** Begin MATERIAL **

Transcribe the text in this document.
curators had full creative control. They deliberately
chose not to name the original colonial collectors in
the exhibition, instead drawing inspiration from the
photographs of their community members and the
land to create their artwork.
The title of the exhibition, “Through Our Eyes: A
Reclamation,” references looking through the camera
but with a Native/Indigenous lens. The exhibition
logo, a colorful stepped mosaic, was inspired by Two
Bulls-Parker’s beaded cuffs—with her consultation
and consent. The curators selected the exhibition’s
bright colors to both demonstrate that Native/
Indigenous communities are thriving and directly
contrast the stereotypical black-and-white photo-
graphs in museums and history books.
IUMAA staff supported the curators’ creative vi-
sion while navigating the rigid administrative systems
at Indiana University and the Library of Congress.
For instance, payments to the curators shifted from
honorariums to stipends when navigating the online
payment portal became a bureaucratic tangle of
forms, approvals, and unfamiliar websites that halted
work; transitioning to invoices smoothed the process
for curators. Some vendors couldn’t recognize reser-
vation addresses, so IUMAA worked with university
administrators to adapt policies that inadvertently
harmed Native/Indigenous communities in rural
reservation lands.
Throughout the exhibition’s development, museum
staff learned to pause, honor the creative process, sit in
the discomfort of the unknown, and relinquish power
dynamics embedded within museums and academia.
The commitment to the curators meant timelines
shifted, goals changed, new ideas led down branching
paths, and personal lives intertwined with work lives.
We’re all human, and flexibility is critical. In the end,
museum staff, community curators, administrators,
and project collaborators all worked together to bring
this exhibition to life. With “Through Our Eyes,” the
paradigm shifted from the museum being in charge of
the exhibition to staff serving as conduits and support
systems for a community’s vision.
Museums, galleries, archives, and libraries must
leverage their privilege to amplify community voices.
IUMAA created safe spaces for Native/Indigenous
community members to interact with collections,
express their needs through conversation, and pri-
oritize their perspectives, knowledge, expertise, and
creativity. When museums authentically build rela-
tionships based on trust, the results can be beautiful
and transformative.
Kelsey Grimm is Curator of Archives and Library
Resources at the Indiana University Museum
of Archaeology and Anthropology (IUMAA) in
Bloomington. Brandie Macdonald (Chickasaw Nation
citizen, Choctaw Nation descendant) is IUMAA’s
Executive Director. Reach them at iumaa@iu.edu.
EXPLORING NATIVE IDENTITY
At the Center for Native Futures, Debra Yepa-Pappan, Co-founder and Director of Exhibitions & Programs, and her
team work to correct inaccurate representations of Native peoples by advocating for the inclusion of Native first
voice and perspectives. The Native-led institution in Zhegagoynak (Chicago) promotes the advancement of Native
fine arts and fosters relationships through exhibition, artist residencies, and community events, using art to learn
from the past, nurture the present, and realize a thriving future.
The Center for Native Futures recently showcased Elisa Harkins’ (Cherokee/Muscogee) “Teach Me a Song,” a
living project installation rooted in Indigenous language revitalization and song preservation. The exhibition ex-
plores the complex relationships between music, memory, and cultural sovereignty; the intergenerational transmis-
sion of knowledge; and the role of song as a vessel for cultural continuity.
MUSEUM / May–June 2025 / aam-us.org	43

** End MATERIAL **

THE PROBLEM:
Return every line containing "process".

SOLUTION TO THE PROBLEM:
work; transitioning to invoices smoothed the process
staff learned to pause, honor the creative process, sit in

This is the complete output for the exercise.